Exercise prompt —
Skip any picture you find and retype all the remaining lines exactly.
── Data listing ──
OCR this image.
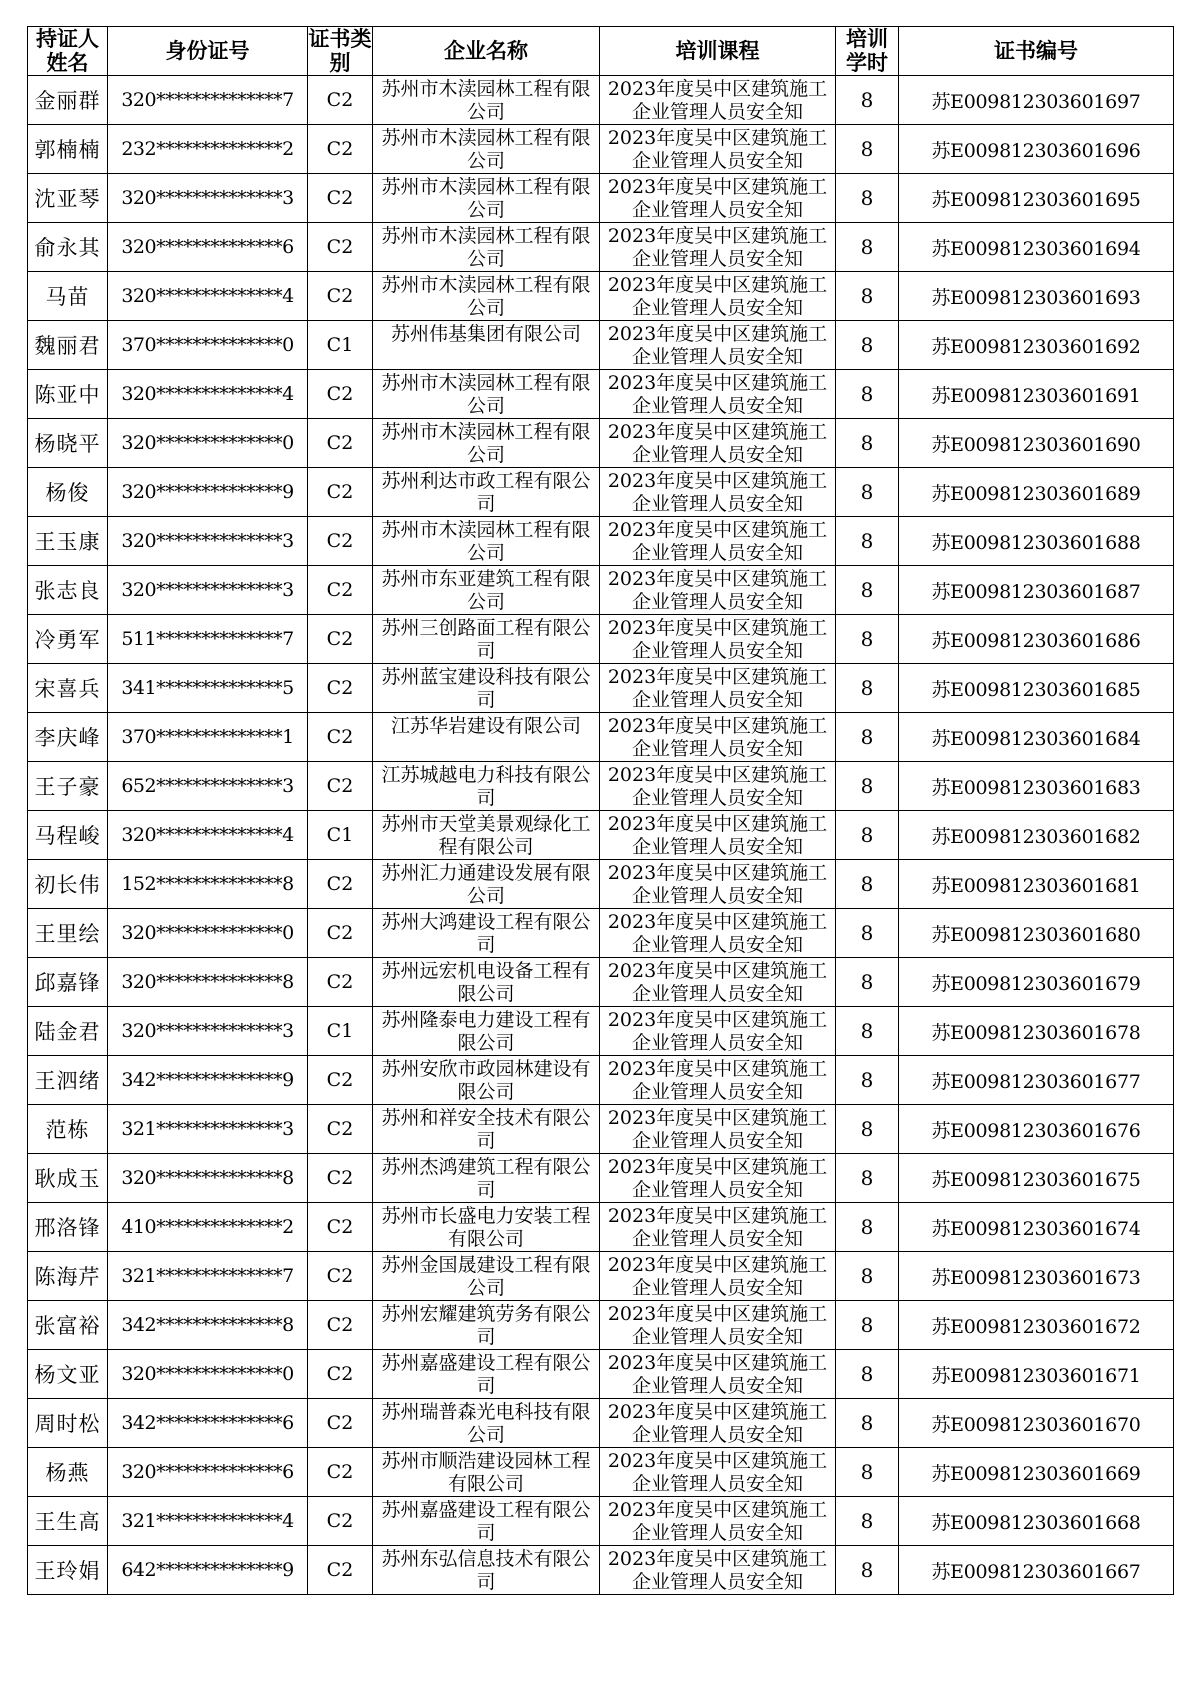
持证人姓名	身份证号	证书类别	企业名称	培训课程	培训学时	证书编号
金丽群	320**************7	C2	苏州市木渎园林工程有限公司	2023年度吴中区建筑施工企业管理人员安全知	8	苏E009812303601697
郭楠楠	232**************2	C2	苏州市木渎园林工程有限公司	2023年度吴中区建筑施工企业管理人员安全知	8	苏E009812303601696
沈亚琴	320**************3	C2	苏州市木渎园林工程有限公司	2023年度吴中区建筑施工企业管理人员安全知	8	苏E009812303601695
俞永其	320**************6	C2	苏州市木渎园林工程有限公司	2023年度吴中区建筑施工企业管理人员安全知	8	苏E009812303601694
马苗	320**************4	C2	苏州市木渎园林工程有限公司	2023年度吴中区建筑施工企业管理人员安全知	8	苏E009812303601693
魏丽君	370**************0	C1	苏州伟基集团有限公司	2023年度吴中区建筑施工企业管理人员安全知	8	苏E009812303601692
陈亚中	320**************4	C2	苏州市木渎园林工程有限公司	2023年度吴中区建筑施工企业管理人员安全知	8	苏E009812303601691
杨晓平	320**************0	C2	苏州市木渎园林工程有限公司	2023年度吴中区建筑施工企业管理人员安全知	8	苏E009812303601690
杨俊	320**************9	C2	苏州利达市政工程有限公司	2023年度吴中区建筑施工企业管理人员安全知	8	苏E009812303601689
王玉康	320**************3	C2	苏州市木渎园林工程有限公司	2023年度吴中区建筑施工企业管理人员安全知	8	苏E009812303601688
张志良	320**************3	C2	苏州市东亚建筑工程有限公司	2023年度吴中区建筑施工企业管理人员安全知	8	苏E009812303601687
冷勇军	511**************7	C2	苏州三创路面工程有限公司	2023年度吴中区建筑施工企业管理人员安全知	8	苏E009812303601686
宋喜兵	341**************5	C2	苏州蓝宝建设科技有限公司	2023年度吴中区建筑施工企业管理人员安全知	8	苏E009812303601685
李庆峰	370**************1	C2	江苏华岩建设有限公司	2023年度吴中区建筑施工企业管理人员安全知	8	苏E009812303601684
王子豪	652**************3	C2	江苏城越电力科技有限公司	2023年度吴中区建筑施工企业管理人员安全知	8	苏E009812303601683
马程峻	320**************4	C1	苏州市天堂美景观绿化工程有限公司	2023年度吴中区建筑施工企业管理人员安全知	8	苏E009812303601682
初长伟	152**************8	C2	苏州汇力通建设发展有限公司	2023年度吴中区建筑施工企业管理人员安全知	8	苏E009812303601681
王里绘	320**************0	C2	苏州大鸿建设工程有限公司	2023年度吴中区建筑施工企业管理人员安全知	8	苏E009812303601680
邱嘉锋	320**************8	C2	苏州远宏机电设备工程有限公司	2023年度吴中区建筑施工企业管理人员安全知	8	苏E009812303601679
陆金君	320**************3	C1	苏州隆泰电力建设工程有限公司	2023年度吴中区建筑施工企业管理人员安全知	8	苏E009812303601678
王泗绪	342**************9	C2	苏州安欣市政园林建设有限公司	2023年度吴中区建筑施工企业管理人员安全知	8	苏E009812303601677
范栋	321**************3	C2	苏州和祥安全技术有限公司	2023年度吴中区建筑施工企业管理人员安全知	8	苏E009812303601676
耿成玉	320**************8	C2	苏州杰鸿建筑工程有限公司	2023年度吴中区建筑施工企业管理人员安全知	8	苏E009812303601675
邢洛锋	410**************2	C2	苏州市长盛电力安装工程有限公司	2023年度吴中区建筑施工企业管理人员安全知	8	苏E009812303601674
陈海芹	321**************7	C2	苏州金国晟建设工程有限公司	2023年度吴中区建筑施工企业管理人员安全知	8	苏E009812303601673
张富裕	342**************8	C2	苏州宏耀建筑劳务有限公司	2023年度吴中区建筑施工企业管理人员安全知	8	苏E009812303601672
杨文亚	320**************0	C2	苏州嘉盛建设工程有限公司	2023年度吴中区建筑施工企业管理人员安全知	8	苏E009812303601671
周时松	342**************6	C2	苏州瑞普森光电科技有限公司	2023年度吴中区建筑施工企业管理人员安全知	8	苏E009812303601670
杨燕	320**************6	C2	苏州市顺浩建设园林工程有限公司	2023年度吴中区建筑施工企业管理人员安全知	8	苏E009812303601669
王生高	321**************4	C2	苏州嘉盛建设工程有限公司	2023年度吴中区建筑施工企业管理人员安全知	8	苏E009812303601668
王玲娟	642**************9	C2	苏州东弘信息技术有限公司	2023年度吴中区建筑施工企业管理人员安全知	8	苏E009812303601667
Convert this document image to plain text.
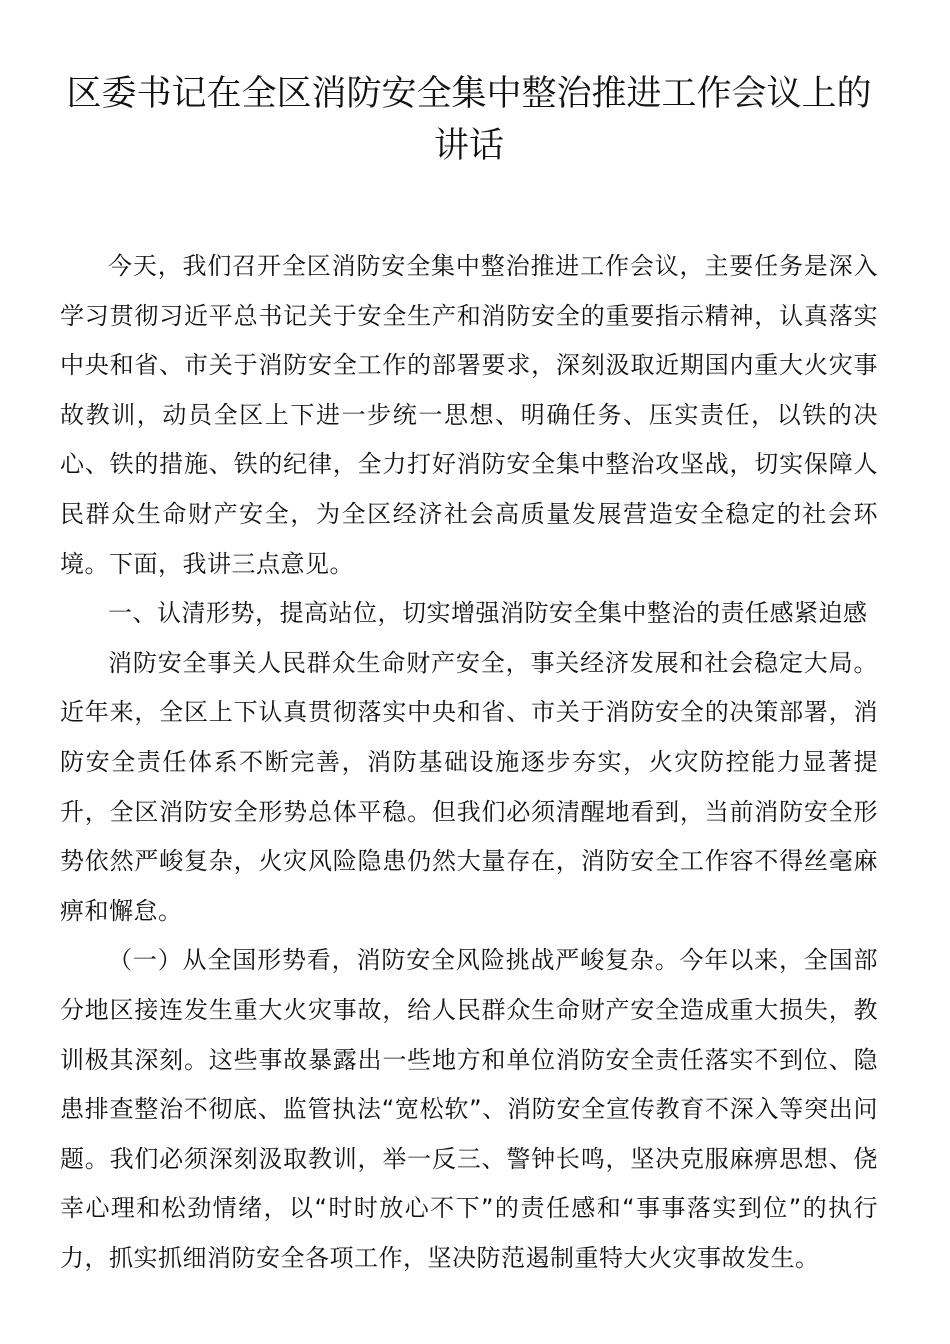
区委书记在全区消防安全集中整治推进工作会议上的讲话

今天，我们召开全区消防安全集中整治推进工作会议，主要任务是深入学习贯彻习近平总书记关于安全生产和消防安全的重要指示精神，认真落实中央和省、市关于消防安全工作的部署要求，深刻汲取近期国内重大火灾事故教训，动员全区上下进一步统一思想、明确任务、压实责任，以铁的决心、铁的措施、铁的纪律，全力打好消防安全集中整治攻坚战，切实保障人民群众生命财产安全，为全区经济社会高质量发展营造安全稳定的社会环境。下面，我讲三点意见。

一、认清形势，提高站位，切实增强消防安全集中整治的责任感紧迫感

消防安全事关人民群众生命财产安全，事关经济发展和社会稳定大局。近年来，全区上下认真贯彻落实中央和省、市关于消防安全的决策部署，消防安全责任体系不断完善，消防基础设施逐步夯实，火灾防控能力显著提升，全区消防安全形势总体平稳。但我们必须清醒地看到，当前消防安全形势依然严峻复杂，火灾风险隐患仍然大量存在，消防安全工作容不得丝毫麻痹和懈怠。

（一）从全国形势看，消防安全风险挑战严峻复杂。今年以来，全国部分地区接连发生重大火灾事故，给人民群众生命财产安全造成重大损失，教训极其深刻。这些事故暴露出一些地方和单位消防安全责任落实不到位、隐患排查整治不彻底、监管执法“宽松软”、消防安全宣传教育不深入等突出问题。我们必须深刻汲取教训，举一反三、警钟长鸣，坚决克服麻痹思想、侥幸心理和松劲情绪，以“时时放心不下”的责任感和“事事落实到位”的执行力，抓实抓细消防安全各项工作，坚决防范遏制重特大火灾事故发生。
───
Solution to the problem —
OCR this image.
持证人姓名	身份证号	证书类别	企业名称	培训课程	培训学时	证书编号
金丽群	320**************7	C2	苏州市木渎园林工程有限公司	2023年度吴中区建筑施工企业管理人员安全知	8	苏E009812303601697
郭楠楠	232**************2	C2	苏州市木渎园林工程有限公司	2023年度吴中区建筑施工企业管理人员安全知	8	苏E009812303601696
沈亚琴	320**************3	C2	苏州市木渎园林工程有限公司	2023年度吴中区建筑施工企业管理人员安全知	8	苏E009812303601695
俞永其	320**************6	C2	苏州市木渎园林工程有限公司	2023年度吴中区建筑施工企业管理人员安全知	8	苏E009812303601694
马苗	320**************4	C2	苏州市木渎园林工程有限公司	2023年度吴中区建筑施工企业管理人员安全知	8	苏E009812303601693
魏丽君	370**************0	C1	苏州伟基集团有限公司	2023年度吴中区建筑施工企业管理人员安全知	8	苏E009812303601692
陈亚中	320**************4	C2	苏州市木渎园林工程有限公司	2023年度吴中区建筑施工企业管理人员安全知	8	苏E009812303601691
杨晓平	320**************0	C2	苏州市木渎园林工程有限公司	2023年度吴中区建筑施工企业管理人员安全知	8	苏E009812303601690
杨俊	320**************9	C2	苏州利达市政工程有限公司	2023年度吴中区建筑施工企业管理人员安全知	8	苏E009812303601689
王玉康	320**************3	C2	苏州市木渎园林工程有限公司	2023年度吴中区建筑施工企业管理人员安全知	8	苏E009812303601688
张志良	320**************3	C2	苏州市东亚建筑工程有限公司	2023年度吴中区建筑施工企业管理人员安全知	8	苏E009812303601687
冷勇军	511**************7	C2	苏州三创路面工程有限公司	2023年度吴中区建筑施工企业管理人员安全知	8	苏E009812303601686
宋喜兵	341**************5	C2	苏州蓝宝建设科技有限公司	2023年度吴中区建筑施工企业管理人员安全知	8	苏E009812303601685
李庆峰	370**************1	C2	江苏华岩建设有限公司	2023年度吴中区建筑施工企业管理人员安全知	8	苏E009812303601684
王子豪	652**************3	C2	江苏城越电力科技有限公司	2023年度吴中区建筑施工企业管理人员安全知	8	苏E009812303601683
马程峻	320**************4	C1	苏州市天堂美景观绿化工程有限公司	2023年度吴中区建筑施工企业管理人员安全知	8	苏E009812303601682
初长伟	152**************8	C2	苏州汇力通建设发展有限公司	2023年度吴中区建筑施工企业管理人员安全知	8	苏E009812303601681
王里绘	320**************0	C2	苏州大鸿建设工程有限公司	2023年度吴中区建筑施工企业管理人员安全知	8	苏E009812303601680
邱嘉锋	320**************8	C2	苏州远宏机电设备工程有限公司	2023年度吴中区建筑施工企业管理人员安全知	8	苏E009812303601679
陆金君	320**************3	C1	苏州隆泰电力建设工程有限公司	2023年度吴中区建筑施工企业管理人员安全知	8	苏E009812303601678
王泗绪	342**************9	C2	苏州安欣市政园林建设有限公司	2023年度吴中区建筑施工企业管理人员安全知	8	苏E009812303601677
范栋	321**************3	C2	苏州和祥安全技术有限公司	2023年度吴中区建筑施工企业管理人员安全知	8	苏E009812303601676
耿成玉	320**************8	C2	苏州杰鸿建筑工程有限公司	2023年度吴中区建筑施工企业管理人员安全知	8	苏E009812303601675
邢洛锋	410**************2	C2	苏州市长盛电力安装工程有限公司	2023年度吴中区建筑施工企业管理人员安全知	8	苏E009812303601674
陈海芹	321**************7	C2	苏州金国晟建设工程有限公司	2023年度吴中区建筑施工企业管理人员安全知	8	苏E009812303601673
张富裕	342**************8	C2	苏州宏耀建筑劳务有限公司	2023年度吴中区建筑施工企业管理人员安全知	8	苏E009812303601672
杨文亚	320**************0	C2	苏州嘉盛建设工程有限公司	2023年度吴中区建筑施工企业管理人员安全知	8	苏E009812303601671
周时松	342**************6	C2	苏州瑞普森光电科技有限公司	2023年度吴中区建筑施工企业管理人员安全知	8	苏E009812303601670
杨燕	320**************6	C2	苏州市顺浩建设园林工程有限公司	2023年度吴中区建筑施工企业管理人员安全知	8	苏E009812303601669
王生高	321**************4	C2	苏州嘉盛建设工程有限公司	2023年度吴中区建筑施工企业管理人员安全知	8	苏E009812303601668
王玲娟	642**************9	C2	苏州东弘信息技术有限公司	2023年度吴中区建筑施工企业管理人员安全知	8	苏E009812303601667
Convert this document image to plain text.
区委书记在全区消防安全集中整治推进工作会议上的讲话

今天，我们召开全区消防安全集中整治推进工作会议，主要任务是深入学习贯彻习近平总书记关于安全生产和消防安全的重要指示精神，认真落实中央和省、市关于消防安全工作的部署要求，深刻汲取近期国内重大火灾事故教训，动员全区上下进一步统一思想、明确任务、压实责任，以铁的决心、铁的措施、铁的纪律，全力打好消防安全集中整治攻坚战，切实保障人民群众生命财产安全，为全区经济社会高质量发展营造安全稳定的社会环境。下面，我讲三点意见。

一、认清形势，提高站位，切实增强消防安全集中整治的责任感紧迫感

消防安全事关人民群众生命财产安全，事关经济发展和社会稳定大局。近年来，全区上下认真贯彻落实中央和省、市关于消防安全的决策部署，消防安全责任体系不断完善，消防基础设施逐步夯实，火灾防控能力显著提升，全区消防安全形势总体平稳。但我们必须清醒地看到，当前消防安全形势依然严峻复杂，火灾风险隐患仍然大量存在，消防安全工作容不得丝毫麻痹和懈怠。

（一）从全国形势看，消防安全风险挑战严峻复杂。今年以来，全国部分地区接连发生重大火灾事故，给人民群众生命财产安全造成重大损失，教训极其深刻。这些事故暴露出一些地方和单位消防安全责任落实不到位、隐患排查整治不彻底、监管执法“宽松软”、消防安全宣传教育不深入等突出问题。我们必须深刻汲取教训，举一反三、警钟长鸣，坚决克服麻痹思想、侥幸心理和松劲情绪，以“时时放心不下”的责任感和“事事落实到位”的执行力，抓实抓细消防安全各项工作，坚决防范遏制重特大火灾事故发生。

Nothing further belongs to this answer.